## THE DATA
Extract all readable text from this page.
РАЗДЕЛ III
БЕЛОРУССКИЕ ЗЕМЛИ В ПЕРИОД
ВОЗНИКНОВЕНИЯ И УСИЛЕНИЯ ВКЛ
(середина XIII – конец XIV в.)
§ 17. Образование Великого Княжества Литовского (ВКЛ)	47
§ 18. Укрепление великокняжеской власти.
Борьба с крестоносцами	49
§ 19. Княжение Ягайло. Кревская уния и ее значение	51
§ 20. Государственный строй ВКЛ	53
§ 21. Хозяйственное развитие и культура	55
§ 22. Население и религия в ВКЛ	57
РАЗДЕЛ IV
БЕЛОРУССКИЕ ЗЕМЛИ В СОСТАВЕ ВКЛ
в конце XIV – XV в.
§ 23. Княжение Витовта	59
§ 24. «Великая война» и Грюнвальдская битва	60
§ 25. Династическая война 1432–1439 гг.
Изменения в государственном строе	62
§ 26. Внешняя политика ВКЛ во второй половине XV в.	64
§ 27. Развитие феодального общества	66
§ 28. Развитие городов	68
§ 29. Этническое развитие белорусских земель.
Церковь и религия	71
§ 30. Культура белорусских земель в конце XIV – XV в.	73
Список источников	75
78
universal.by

## EXERCISE PROMPT
Copy all of the data exactly.

## TASK RESULT
Extract all readable text from this page.
РАЗДЕЛ III
БЕЛОРУССКИЕ ЗЕМЛИ В ПЕРИОД
ВОЗНИКНОВЕНИЯ И УСИЛЕНИЯ ВКЛ
(середина XIII – конец XIV в.)
§ 17. Образование Великого Княжества Литовского (ВКЛ)	47
§ 18. Укрепление великокняжеской власти.
Борьба с крестоносцами	49
§ 19. Княжение Ягайло. Кревская уния и ее значение	51
§ 20. Государственный строй ВКЛ	53
§ 21. Хозяйственное развитие и культура	55
§ 22. Население и религия в ВКЛ	57
РАЗДЕЛ IV
БЕЛОРУССКИЕ ЗЕМЛИ В СОСТАВЕ ВКЛ
в конце XIV – XV в.
§ 23. Княжение Витовта	59
§ 24. «Великая война» и Грюнвальдская битва	60
§ 25. Династическая война 1432–1439 гг.
Изменения в государственном строе	62
§ 26. Внешняя политика ВКЛ во второй половине XV в.	64
§ 27. Развитие феодального общества	66
§ 28. Развитие городов	68
§ 29. Этническое развитие белорусских земель.
Церковь и религия	71
§ 30. Культура белорусских земель в конце XIV – XV в.	73
Список источников	75
78
universal.by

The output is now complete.